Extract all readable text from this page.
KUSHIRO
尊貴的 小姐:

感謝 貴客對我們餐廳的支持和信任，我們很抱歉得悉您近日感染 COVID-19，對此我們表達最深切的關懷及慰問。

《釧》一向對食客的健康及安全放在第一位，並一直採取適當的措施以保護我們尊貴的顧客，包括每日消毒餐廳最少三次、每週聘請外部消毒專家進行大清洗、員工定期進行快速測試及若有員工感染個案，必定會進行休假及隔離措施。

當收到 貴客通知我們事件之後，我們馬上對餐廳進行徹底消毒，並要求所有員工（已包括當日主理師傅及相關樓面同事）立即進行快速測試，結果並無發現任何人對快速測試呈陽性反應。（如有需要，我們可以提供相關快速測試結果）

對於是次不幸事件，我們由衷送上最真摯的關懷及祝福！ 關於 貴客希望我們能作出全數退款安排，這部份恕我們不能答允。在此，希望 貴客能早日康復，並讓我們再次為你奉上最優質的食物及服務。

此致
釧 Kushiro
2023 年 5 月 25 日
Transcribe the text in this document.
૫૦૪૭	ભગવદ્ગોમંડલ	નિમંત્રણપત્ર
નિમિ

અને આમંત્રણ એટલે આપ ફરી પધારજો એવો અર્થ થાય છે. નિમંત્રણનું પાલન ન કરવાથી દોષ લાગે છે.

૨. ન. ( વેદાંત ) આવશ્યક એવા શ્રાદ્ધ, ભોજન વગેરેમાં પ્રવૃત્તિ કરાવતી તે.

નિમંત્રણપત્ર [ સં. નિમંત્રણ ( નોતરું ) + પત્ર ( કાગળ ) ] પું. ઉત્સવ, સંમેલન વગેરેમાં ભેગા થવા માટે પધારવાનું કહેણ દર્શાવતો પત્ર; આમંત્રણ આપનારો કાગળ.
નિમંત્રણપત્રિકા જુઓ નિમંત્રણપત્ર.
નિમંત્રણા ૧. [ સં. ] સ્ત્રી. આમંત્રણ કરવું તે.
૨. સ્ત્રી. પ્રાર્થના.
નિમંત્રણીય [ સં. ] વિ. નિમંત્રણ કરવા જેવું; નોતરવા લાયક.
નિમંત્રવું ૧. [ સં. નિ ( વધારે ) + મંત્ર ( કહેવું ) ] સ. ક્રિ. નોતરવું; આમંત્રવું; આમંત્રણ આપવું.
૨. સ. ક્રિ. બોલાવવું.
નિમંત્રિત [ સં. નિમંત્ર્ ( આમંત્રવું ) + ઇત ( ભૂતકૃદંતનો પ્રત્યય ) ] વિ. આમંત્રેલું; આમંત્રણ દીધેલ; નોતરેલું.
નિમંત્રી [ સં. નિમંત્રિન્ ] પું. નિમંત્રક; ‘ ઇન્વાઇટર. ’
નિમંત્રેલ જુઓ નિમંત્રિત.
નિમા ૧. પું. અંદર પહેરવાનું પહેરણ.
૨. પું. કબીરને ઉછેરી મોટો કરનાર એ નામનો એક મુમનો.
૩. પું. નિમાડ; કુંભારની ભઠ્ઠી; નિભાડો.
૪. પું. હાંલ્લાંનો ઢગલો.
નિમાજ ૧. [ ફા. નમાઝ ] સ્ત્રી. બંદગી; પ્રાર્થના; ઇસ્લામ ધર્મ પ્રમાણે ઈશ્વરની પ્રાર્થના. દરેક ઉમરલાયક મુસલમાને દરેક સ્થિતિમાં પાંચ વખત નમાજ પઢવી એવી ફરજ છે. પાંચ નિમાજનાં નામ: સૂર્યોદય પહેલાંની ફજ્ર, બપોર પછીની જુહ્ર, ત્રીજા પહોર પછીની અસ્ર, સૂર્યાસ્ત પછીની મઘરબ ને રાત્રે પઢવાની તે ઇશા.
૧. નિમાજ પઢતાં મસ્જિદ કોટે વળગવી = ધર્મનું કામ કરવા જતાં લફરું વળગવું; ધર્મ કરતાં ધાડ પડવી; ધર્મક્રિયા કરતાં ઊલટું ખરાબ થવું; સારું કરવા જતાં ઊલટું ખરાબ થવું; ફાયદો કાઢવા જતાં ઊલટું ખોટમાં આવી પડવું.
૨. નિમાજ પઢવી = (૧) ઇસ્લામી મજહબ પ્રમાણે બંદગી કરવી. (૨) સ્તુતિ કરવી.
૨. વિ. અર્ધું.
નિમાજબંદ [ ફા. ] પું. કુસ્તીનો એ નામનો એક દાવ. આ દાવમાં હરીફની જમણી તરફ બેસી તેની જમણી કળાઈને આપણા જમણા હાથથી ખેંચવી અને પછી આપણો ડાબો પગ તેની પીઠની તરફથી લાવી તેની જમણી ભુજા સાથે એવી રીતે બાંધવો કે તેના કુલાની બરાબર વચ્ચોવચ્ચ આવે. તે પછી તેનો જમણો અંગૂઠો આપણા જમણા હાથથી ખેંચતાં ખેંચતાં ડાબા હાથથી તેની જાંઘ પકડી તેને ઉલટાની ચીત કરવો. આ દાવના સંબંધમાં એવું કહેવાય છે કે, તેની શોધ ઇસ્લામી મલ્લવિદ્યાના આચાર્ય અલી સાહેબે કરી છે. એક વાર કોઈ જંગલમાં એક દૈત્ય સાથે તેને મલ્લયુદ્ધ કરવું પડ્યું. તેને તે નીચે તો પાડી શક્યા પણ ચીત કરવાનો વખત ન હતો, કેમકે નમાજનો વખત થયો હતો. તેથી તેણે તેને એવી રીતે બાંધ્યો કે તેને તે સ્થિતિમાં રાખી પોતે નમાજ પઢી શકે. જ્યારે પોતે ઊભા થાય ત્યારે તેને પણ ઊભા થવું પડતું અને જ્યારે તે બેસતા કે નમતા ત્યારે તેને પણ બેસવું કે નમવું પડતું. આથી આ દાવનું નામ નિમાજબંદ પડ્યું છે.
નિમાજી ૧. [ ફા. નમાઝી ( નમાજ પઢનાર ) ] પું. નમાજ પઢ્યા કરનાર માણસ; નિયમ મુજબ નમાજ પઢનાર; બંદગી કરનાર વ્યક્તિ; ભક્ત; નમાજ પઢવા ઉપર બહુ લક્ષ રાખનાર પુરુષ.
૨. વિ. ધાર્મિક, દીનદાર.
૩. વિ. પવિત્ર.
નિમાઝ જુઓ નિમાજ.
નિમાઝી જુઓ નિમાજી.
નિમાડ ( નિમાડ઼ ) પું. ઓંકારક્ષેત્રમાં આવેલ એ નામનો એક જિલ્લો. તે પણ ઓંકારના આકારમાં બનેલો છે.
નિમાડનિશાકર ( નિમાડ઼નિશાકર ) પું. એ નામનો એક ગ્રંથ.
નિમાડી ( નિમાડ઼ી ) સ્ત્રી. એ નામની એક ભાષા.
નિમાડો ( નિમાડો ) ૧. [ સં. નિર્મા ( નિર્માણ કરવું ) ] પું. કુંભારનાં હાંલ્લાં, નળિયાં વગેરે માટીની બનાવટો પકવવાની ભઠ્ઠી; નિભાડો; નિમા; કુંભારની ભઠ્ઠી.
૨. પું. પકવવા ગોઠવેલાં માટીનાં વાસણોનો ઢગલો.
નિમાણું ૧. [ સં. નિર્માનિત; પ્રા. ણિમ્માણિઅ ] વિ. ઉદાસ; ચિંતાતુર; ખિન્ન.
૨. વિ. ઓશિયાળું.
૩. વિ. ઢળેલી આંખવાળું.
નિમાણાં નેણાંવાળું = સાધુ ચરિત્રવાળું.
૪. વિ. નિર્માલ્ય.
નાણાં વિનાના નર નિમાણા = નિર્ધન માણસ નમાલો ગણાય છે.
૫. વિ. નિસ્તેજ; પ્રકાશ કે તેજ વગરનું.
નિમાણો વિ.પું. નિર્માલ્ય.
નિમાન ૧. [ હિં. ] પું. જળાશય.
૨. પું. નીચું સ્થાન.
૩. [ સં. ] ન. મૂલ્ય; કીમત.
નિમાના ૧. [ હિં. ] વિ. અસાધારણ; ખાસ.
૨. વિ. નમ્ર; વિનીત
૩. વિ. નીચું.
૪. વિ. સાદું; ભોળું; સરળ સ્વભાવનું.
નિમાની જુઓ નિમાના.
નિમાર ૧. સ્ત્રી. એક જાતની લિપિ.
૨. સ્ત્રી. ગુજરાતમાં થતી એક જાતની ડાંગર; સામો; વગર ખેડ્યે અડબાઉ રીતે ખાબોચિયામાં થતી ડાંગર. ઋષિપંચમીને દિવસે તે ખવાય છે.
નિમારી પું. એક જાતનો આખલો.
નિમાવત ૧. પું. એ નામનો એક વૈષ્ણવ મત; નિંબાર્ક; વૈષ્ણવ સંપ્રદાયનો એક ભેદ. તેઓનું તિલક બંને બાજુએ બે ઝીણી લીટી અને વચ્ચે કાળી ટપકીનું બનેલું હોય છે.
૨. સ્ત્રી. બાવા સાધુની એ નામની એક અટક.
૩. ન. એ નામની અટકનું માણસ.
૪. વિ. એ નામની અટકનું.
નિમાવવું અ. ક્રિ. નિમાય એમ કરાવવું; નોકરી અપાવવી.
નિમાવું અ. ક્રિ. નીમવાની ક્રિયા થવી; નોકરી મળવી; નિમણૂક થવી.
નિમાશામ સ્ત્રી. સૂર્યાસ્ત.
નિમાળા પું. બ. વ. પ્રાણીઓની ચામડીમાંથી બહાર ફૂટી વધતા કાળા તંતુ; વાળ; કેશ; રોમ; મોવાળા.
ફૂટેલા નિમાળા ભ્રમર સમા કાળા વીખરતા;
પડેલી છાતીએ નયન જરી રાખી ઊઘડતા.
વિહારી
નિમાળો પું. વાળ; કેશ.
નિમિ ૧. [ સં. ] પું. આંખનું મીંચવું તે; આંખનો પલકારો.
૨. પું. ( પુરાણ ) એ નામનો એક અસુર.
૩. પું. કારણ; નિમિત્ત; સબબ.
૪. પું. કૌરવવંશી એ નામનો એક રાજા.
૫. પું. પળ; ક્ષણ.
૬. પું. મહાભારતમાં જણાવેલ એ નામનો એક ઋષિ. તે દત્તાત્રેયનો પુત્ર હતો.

What to produce: Select, from the listing, all lines that include the word "this".

Answer to the problem:
Extract all readable text from this page.
Transcribe the text in this document.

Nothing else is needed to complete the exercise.